- **GOAL OF THE EXERCISE**
Say how many lines hold the string "FOULDS"; please write nothing but the number.

◆ ◆ ◆

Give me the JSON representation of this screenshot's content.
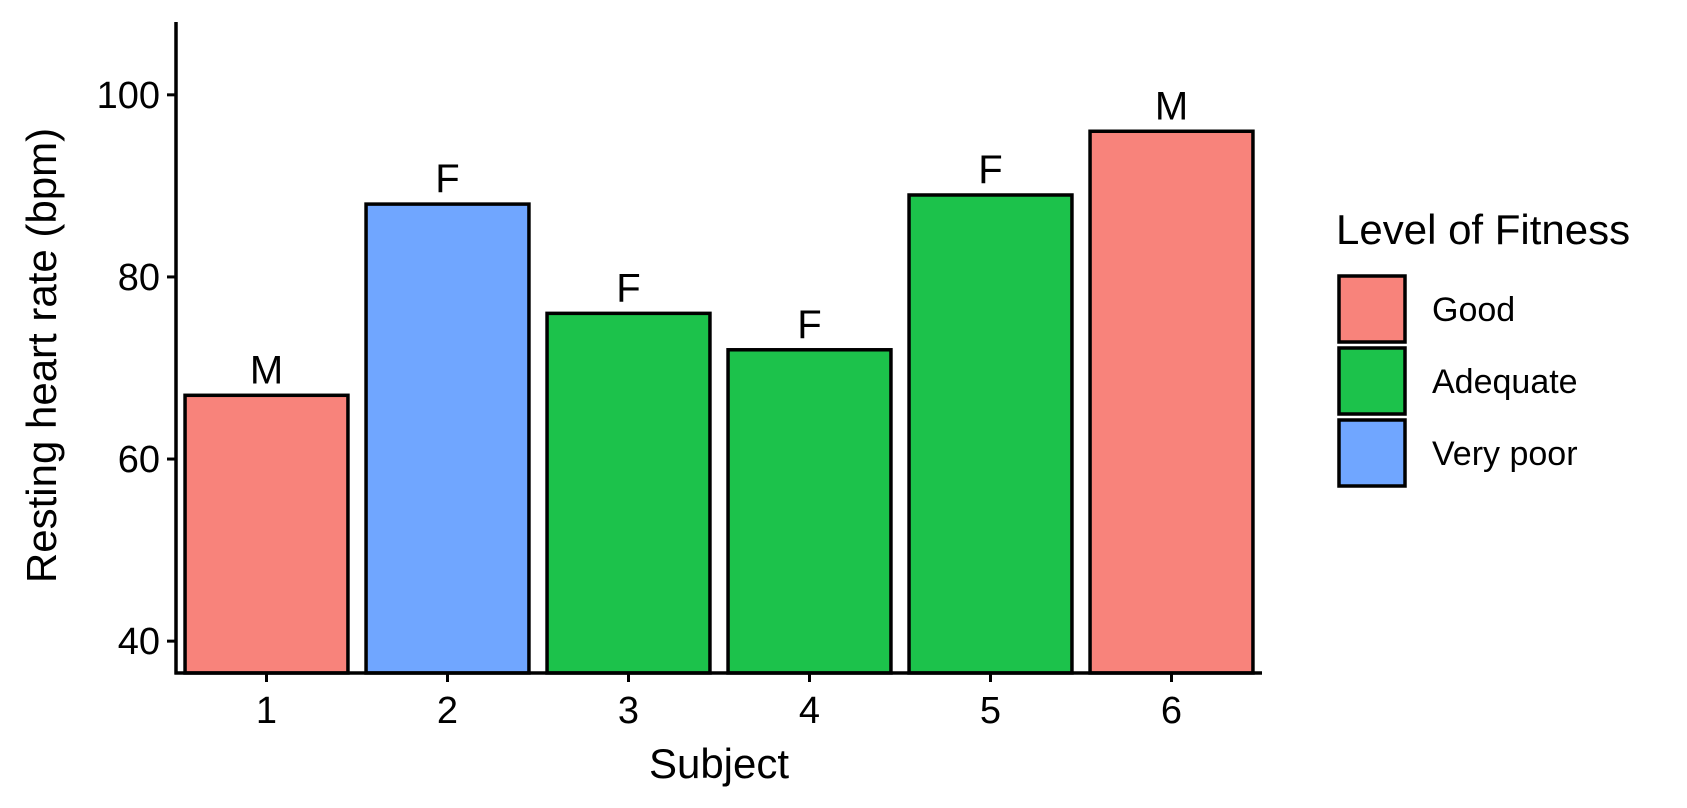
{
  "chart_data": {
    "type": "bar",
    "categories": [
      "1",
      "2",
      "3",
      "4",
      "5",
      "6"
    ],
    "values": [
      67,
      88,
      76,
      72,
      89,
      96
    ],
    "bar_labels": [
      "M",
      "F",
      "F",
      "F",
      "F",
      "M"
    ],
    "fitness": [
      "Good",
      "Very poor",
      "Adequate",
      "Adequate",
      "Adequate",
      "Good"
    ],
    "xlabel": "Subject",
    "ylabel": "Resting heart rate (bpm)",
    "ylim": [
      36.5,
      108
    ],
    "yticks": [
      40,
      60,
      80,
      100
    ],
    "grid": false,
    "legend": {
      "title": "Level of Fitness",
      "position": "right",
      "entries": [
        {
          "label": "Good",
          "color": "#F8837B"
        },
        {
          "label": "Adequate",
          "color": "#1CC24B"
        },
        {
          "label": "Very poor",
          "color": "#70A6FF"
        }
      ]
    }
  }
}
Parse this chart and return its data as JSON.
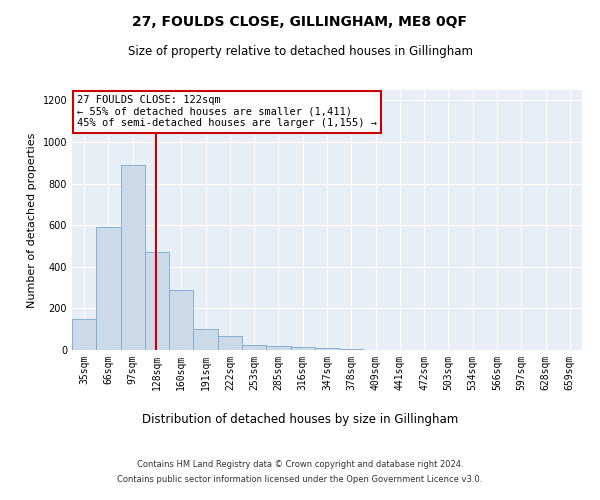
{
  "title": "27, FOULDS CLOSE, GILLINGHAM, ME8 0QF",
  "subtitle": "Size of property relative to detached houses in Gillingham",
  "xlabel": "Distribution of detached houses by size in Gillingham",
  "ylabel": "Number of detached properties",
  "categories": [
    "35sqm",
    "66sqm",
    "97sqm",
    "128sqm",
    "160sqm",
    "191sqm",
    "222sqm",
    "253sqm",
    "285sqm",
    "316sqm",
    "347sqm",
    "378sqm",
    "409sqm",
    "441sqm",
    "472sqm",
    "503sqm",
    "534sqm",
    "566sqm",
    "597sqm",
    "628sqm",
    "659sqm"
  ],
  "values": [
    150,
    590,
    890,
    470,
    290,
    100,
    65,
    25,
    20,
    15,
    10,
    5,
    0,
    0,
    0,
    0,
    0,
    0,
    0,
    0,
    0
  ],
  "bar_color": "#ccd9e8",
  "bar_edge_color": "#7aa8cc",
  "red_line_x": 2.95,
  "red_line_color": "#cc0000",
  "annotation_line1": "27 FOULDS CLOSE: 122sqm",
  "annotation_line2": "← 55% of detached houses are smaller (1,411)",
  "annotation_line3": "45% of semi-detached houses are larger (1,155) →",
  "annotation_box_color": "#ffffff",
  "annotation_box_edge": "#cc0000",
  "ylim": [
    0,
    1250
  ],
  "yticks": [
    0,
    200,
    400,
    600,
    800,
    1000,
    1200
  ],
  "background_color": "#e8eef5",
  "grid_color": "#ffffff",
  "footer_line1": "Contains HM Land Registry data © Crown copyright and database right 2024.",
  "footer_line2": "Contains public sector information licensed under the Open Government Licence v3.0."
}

◆ ◆ ◆

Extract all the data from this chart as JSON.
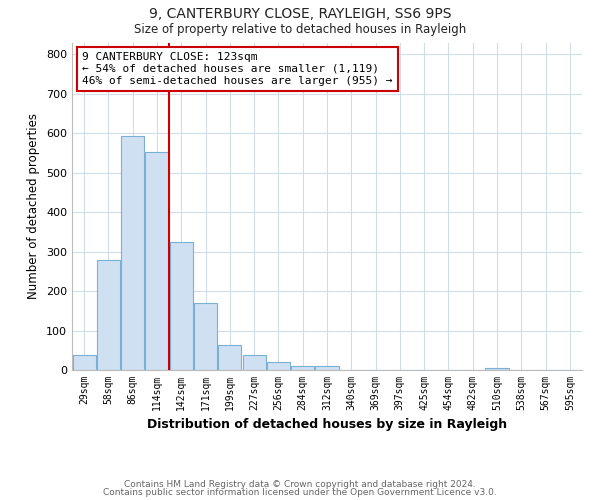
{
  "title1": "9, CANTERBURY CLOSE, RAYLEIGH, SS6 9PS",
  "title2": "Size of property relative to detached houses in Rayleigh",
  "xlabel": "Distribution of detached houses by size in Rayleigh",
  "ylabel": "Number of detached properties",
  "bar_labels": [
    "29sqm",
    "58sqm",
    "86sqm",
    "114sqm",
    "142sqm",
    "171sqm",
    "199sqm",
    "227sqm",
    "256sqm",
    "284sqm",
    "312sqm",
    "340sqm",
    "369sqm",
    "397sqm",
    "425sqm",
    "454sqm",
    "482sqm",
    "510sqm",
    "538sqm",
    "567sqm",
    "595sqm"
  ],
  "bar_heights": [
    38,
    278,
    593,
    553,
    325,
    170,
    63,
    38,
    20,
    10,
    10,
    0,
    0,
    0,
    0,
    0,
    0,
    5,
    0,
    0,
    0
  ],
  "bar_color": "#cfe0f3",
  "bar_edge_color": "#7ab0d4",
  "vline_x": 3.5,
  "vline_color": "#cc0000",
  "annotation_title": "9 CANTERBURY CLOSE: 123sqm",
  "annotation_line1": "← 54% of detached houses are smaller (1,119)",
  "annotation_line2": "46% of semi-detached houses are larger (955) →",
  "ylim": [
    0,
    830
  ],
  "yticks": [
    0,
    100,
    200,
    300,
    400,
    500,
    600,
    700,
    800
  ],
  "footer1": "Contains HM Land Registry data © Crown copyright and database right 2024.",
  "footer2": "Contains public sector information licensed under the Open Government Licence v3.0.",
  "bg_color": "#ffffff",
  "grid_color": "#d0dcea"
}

◆ ◆ ◆

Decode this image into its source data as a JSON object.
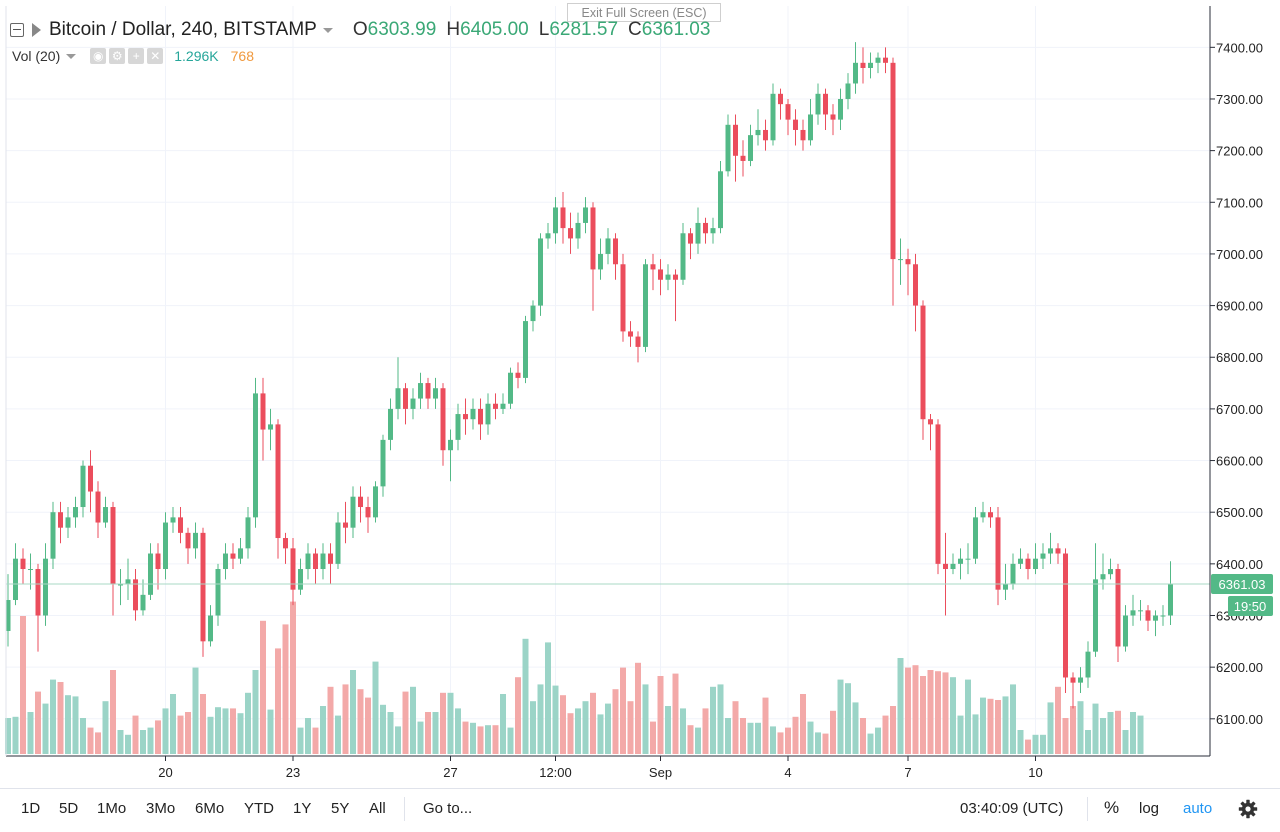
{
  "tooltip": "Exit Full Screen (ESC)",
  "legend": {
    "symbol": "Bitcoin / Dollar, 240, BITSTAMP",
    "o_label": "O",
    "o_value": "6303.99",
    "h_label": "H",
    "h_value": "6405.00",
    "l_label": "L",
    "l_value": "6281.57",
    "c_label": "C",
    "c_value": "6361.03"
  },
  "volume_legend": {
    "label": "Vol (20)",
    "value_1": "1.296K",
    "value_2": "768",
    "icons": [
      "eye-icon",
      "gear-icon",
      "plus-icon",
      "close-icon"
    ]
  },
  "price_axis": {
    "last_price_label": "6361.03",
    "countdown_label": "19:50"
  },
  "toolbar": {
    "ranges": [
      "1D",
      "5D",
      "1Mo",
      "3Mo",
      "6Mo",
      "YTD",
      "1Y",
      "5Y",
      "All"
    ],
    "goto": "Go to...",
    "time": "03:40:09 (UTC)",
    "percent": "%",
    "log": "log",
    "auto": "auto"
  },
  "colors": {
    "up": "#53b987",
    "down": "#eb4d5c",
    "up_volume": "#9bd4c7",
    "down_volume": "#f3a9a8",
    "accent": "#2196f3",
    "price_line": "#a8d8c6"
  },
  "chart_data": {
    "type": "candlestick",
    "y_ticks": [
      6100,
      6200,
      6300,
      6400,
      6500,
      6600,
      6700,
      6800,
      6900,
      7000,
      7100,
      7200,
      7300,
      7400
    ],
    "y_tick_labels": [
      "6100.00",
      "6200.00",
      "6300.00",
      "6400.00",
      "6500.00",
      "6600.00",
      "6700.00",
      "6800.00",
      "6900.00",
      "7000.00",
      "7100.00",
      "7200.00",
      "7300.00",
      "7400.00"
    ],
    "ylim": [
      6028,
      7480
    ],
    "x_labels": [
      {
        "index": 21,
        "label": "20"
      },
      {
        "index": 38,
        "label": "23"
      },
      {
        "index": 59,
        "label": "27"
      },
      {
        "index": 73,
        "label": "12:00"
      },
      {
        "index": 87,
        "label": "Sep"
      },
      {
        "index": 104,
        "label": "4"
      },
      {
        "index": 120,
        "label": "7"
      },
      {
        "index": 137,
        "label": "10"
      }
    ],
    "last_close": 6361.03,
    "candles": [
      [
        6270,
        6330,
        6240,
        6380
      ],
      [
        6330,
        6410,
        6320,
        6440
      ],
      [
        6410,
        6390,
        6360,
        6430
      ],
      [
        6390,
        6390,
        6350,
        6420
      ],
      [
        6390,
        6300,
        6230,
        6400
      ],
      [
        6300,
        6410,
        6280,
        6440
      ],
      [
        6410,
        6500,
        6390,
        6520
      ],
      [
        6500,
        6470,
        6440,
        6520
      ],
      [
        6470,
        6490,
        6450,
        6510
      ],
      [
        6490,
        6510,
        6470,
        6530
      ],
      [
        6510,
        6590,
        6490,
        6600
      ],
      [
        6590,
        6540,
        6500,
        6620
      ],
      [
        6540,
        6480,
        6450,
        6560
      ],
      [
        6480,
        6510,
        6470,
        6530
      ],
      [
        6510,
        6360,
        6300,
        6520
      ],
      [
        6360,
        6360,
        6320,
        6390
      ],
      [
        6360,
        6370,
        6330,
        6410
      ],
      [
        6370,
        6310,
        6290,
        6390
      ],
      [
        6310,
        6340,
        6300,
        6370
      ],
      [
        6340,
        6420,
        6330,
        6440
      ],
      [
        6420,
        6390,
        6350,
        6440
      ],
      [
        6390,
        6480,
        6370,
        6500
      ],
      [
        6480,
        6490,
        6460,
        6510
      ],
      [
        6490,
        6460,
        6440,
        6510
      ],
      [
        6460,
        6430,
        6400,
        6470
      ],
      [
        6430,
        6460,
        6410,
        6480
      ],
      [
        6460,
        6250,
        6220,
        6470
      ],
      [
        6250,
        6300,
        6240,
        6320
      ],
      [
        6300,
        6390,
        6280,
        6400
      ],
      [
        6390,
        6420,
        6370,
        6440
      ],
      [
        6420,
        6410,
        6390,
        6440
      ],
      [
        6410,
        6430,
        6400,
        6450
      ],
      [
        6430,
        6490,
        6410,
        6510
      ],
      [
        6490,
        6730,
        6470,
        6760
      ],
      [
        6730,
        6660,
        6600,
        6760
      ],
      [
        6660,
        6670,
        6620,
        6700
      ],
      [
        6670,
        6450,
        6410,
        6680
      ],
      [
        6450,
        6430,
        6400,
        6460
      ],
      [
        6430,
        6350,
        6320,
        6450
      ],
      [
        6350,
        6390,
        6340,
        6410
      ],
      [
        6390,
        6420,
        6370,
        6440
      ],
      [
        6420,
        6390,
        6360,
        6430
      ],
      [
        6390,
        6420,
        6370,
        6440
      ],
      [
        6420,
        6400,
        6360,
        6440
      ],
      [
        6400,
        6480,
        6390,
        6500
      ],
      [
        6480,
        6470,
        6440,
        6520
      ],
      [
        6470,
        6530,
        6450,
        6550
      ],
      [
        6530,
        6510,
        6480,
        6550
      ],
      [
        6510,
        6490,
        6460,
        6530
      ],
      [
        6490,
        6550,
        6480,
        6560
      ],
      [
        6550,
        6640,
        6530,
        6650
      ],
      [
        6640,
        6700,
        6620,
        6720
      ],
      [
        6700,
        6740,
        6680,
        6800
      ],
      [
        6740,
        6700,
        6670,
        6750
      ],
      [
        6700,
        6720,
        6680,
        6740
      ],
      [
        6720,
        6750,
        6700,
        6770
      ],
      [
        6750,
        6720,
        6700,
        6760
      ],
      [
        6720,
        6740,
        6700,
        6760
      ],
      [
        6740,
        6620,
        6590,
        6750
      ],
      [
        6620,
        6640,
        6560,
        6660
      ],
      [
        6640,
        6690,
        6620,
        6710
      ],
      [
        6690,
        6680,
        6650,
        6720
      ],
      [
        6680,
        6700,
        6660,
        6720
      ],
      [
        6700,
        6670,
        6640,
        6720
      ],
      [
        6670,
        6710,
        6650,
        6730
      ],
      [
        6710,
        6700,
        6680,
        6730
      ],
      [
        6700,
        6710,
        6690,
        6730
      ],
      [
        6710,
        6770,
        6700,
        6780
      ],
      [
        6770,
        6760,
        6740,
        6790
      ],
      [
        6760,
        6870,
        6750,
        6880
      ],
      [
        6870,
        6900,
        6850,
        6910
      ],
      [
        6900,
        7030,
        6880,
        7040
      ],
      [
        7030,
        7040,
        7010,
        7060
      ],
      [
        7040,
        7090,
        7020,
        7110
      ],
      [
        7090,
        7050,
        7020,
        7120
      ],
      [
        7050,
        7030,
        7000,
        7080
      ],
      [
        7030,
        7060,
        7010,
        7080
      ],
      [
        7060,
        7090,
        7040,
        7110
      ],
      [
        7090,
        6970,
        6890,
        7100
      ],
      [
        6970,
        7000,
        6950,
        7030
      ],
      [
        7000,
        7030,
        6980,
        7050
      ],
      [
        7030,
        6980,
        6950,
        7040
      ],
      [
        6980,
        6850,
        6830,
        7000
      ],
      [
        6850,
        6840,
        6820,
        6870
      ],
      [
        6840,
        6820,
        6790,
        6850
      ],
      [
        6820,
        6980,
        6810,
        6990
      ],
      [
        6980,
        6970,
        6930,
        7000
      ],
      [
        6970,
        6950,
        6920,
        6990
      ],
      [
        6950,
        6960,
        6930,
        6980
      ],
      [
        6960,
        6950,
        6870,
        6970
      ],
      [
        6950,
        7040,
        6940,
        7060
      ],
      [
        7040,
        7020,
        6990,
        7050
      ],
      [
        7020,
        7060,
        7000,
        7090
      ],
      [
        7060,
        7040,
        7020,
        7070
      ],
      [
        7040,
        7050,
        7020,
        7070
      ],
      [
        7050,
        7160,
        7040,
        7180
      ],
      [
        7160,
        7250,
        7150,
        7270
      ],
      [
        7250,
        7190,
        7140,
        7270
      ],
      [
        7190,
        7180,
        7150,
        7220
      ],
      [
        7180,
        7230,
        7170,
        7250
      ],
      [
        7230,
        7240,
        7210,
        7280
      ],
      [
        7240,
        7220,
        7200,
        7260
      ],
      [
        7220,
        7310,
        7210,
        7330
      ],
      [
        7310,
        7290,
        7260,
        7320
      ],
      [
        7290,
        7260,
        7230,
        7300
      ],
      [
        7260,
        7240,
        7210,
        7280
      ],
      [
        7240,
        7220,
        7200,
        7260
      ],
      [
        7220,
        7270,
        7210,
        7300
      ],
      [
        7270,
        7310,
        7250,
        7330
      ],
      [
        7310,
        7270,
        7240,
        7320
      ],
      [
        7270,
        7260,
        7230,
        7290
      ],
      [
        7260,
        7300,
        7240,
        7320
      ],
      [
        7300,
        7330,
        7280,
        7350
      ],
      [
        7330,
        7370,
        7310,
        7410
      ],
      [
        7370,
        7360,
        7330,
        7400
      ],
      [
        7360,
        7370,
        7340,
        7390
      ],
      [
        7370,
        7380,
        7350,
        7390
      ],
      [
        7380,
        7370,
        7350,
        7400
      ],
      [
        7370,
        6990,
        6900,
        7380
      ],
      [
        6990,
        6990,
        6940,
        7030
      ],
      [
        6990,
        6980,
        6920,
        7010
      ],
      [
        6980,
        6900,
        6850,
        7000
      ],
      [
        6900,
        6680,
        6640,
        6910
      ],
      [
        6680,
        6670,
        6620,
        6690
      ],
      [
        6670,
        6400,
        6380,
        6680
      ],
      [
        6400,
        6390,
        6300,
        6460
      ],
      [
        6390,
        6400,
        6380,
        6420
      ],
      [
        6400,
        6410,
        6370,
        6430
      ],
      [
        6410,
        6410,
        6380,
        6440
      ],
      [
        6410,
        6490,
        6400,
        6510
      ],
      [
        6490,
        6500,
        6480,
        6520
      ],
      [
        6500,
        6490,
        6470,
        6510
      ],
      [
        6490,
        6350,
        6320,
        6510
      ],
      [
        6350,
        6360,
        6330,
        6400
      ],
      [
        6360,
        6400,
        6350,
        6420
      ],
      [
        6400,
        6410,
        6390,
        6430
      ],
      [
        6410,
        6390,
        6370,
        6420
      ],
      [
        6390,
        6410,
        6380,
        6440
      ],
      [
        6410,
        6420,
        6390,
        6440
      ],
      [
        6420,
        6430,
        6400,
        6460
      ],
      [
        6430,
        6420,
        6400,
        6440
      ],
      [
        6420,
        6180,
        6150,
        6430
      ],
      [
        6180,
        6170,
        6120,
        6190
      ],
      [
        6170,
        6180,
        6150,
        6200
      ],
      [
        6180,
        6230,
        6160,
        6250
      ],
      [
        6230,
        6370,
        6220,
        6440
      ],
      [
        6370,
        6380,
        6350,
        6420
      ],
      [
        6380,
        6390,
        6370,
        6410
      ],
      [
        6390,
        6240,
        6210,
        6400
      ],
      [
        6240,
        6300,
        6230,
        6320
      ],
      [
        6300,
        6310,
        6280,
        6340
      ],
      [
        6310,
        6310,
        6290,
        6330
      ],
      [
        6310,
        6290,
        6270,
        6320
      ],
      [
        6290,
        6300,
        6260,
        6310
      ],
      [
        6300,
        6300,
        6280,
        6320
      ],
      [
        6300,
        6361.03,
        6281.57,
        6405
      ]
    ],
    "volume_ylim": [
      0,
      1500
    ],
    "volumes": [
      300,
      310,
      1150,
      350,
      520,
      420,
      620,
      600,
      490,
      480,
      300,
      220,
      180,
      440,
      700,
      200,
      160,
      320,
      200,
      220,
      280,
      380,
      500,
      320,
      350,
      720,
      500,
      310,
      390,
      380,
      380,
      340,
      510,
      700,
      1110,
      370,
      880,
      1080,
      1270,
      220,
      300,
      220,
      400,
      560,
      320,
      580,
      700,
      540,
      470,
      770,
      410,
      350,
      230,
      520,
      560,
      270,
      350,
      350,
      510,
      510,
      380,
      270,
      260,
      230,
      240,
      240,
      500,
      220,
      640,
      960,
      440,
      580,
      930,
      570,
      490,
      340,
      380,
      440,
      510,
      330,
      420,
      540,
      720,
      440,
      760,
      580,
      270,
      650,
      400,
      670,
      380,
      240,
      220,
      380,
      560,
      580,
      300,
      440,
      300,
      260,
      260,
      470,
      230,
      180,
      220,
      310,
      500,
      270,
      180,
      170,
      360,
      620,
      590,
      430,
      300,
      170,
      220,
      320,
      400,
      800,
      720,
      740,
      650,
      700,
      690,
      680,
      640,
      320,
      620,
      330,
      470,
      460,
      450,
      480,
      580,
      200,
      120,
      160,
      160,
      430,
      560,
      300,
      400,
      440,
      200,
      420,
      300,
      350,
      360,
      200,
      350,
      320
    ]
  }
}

◆ ◆ ◆

- **COMPLETE RESPONSE**
2